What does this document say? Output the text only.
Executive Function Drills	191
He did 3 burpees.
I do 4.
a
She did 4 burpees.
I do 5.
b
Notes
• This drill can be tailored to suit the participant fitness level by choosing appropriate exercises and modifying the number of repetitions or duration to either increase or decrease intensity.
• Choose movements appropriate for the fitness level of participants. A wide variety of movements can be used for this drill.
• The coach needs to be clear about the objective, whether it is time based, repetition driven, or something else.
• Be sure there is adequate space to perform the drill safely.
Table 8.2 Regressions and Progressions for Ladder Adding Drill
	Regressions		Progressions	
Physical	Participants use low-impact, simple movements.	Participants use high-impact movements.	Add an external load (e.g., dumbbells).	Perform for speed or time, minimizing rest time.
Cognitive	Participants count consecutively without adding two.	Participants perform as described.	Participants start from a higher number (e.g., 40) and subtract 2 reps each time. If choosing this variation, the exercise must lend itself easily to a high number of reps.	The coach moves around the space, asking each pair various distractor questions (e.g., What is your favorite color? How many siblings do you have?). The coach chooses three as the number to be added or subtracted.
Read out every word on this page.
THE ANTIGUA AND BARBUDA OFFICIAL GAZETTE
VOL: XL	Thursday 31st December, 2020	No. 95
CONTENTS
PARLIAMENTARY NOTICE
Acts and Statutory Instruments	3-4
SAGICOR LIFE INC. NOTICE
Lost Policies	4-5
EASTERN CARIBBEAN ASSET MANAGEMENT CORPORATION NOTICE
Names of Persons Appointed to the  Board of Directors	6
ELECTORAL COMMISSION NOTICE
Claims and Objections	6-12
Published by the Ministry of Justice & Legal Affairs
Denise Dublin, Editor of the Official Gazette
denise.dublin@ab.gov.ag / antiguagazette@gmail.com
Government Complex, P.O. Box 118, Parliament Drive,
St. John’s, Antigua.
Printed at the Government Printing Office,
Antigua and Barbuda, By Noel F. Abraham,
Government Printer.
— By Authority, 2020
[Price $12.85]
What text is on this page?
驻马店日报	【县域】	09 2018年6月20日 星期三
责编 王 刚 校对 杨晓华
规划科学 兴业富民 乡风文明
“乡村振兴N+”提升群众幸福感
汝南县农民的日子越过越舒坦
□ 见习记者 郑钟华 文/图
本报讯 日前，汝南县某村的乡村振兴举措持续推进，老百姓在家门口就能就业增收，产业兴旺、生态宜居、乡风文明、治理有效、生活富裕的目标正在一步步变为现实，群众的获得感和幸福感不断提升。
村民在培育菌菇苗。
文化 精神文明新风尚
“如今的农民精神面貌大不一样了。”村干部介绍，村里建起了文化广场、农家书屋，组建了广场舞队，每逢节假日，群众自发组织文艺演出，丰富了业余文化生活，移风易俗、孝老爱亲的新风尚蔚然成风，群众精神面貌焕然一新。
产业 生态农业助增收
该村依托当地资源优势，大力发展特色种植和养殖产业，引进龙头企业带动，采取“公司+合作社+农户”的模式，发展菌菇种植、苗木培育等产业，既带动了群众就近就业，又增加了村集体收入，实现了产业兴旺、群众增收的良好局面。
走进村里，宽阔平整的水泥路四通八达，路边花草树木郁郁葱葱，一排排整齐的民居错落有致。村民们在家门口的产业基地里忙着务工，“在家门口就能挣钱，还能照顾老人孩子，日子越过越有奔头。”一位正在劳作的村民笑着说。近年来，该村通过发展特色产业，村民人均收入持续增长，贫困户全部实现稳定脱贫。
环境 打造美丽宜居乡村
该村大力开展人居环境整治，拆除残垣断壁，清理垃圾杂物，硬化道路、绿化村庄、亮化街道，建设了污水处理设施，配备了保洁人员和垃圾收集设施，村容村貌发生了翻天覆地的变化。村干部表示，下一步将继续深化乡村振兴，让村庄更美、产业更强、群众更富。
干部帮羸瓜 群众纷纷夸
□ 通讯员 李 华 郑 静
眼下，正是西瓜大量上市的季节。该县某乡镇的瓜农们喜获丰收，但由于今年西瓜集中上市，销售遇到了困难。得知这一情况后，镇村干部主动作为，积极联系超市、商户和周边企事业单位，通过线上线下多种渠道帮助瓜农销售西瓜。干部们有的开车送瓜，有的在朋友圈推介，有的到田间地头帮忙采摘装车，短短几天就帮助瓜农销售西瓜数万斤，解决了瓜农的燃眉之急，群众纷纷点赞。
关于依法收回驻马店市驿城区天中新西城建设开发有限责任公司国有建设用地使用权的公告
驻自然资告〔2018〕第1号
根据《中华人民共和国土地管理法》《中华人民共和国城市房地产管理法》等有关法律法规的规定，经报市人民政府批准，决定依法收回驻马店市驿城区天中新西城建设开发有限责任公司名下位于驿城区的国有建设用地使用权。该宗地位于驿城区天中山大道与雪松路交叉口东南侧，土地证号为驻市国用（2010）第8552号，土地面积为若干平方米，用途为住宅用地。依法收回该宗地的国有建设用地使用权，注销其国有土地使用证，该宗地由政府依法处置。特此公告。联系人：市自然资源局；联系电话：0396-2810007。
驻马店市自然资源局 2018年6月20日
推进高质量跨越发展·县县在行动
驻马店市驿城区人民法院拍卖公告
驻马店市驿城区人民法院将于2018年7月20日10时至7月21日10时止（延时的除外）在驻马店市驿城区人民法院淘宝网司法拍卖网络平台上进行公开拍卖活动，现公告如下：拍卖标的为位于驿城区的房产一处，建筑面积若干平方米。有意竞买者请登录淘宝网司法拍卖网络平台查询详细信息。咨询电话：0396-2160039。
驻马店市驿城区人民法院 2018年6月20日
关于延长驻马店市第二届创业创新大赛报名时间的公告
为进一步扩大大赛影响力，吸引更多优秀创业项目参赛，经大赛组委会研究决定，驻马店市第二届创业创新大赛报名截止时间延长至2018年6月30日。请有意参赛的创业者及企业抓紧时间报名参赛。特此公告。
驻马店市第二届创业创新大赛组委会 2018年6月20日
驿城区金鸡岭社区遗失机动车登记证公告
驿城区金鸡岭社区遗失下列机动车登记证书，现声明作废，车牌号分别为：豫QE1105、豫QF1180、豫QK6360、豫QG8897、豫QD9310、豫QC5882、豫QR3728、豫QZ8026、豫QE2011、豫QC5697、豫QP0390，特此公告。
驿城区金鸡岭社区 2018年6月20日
########
> **TASK PROMPT**: Give back each line above precisely as it stands.

> **TASK ANSWER**:
What does this document say? Output the text only.
Executive Function Drills	191
He did 3 burpees.
I do 4.
a
She did 4 burpees.
I do 5.
b
Notes
• This drill can be tailored to suit the participant fitness level by choosing appropriate exercises and modifying the number of repetitions or duration to either increase or decrease intensity.
• Choose movements appropriate for the fitness level of participants. A wide variety of movements can be used for this drill.
• The coach needs to be clear about the objective, whether it is time based, repetition driven, or something else.
• Be sure there is adequate space to perform the drill safely.
Table 8.2 Regressions and Progressions for Ladder Adding Drill
	Regressions		Progressions	
Physical	Participants use low-impact, simple movements.	Participants use high-impact movements.	Add an external load (e.g., dumbbells).	Perform for speed or time, minimizing rest time.
Cognitive	Participants count consecutively without adding two.	Participants perform as described.	Participants start from a higher number (e.g., 40) and subtract 2 reps each time. If choosing this variation, the exercise must lend itself easily to a high number of reps.	The coach moves around the space, asking each pair various distractor questions (e.g., What is your favorite color? How many siblings do you have?). The coach chooses three as the number to be added or subtracted.
Read out every word on this page.
THE ANTIGUA AND BARBUDA OFFICIAL GAZETTE
VOL: XL	Thursday 31st December, 2020	No. 95
CONTENTS
PARLIAMENTARY NOTICE
Acts and Statutory Instruments	3-4
SAGICOR LIFE INC. NOTICE
Lost Policies	4-5
EASTERN CARIBBEAN ASSET MANAGEMENT CORPORATION NOTICE
Names of Persons Appointed to the  Board of Directors	6
ELECTORAL COMMISSION NOTICE
Claims and Objections	6-12
Published by the Ministry of Justice & Legal Affairs
Denise Dublin, Editor of the Official Gazette
denise.dublin@ab.gov.ag / antiguagazette@gmail.com
Government Complex, P.O. Box 118, Parliament Drive,
St. John’s, Antigua.
Printed at the Government Printing Office,
Antigua and Barbuda, By Noel F. Abraham,
Government Printer.
— By Authority, 2020
[Price $12.85]
What text is on this page?
驻马店日报	【县域】	09 2018年6月20日 星期三
责编 王 刚 校对 杨晓华
规划科学 兴业富民 乡风文明
“乡村振兴N+”提升群众幸福感
汝南县农民的日子越过越舒坦
□ 见习记者 郑钟华 文/图
本报讯 日前，汝南县某村的乡村振兴举措持续推进，老百姓在家门口就能就业增收，产业兴旺、生态宜居、乡风文明、治理有效、生活富裕的目标正在一步步变为现实，群众的获得感和幸福感不断提升。
村民在培育菌菇苗。
文化 精神文明新风尚
“如今的农民精神面貌大不一样了。”村干部介绍，村里建起了文化广场、农家书屋，组建了广场舞队，每逢节假日，群众自发组织文艺演出，丰富了业余文化生活，移风易俗、孝老爱亲的新风尚蔚然成风，群众精神面貌焕然一新。
产业 生态农业助增收
该村依托当地资源优势，大力发展特色种植和养殖产业，引进龙头企业带动，采取“公司+合作社+农户”的模式，发展菌菇种植、苗木培育等产业，既带动了群众就近就业，又增加了村集体收入，实现了产业兴旺、群众增收的良好局面。
走进村里，宽阔平整的水泥路四通八达，路边花草树木郁郁葱葱，一排排整齐的民居错落有致。村民们在家门口的产业基地里忙着务工，“在家门口就能挣钱，还能照顾老人孩子，日子越过越有奔头。”一位正在劳作的村民笑着说。近年来，该村通过发展特色产业，村民人均收入持续增长，贫困户全部实现稳定脱贫。
环境 打造美丽宜居乡村
该村大力开展人居环境整治，拆除残垣断壁，清理垃圾杂物，硬化道路、绿化村庄、亮化街道，建设了污水处理设施，配备了保洁人员和垃圾收集设施，村容村貌发生了翻天覆地的变化。村干部表示，下一步将继续深化乡村振兴，让村庄更美、产业更强、群众更富。
干部帮羸瓜 群众纷纷夸
□ 通讯员 李 华 郑 静
眼下，正是西瓜大量上市的季节。该县某乡镇的瓜农们喜获丰收，但由于今年西瓜集中上市，销售遇到了困难。得知这一情况后，镇村干部主动作为，积极联系超市、商户和周边企事业单位，通过线上线下多种渠道帮助瓜农销售西瓜。干部们有的开车送瓜，有的在朋友圈推介，有的到田间地头帮忙采摘装车，短短几天就帮助瓜农销售西瓜数万斤，解决了瓜农的燃眉之急，群众纷纷点赞。
关于依法收回驻马店市驿城区天中新西城建设开发有限责任公司国有建设用地使用权的公告
驻自然资告〔2018〕第1号
根据《中华人民共和国土地管理法》《中华人民共和国城市房地产管理法》等有关法律法规的规定，经报市人民政府批准，决定依法收回驻马店市驿城区天中新西城建设开发有限责任公司名下位于驿城区的国有建设用地使用权。该宗地位于驿城区天中山大道与雪松路交叉口东南侧，土地证号为驻市国用（2010）第8552号，土地面积为若干平方米，用途为住宅用地。依法收回该宗地的国有建设用地使用权，注销其国有土地使用证，该宗地由政府依法处置。特此公告。联系人：市自然资源局；联系电话：0396-2810007。
驻马店市自然资源局 2018年6月20日
推进高质量跨越发展·县县在行动
驻马店市驿城区人民法院拍卖公告
驻马店市驿城区人民法院将于2018年7月20日10时至7月21日10时止（延时的除外）在驻马店市驿城区人民法院淘宝网司法拍卖网络平台上进行公开拍卖活动，现公告如下：拍卖标的为位于驿城区的房产一处，建筑面积若干平方米。有意竞买者请登录淘宝网司法拍卖网络平台查询详细信息。咨询电话：0396-2160039。
驻马店市驿城区人民法院 2018年6月20日
关于延长驻马店市第二届创业创新大赛报名时间的公告
为进一步扩大大赛影响力，吸引更多优秀创业项目参赛，经大赛组委会研究决定，驻马店市第二届创业创新大赛报名截止时间延长至2018年6月30日。请有意参赛的创业者及企业抓紧时间报名参赛。特此公告。
驻马店市第二届创业创新大赛组委会 2018年6月20日
驿城区金鸡岭社区遗失机动车登记证公告
驿城区金鸡岭社区遗失下列机动车登记证书，现声明作废，车牌号分别为：豫QE1105、豫QF1180、豫QK6360、豫QG8897、豫QD9310、豫QC5882、豫QR3728、豫QZ8026、豫QE2011、豫QC5697、豫QP0390，特此公告。
驿城区金鸡岭社区 2018年6月20日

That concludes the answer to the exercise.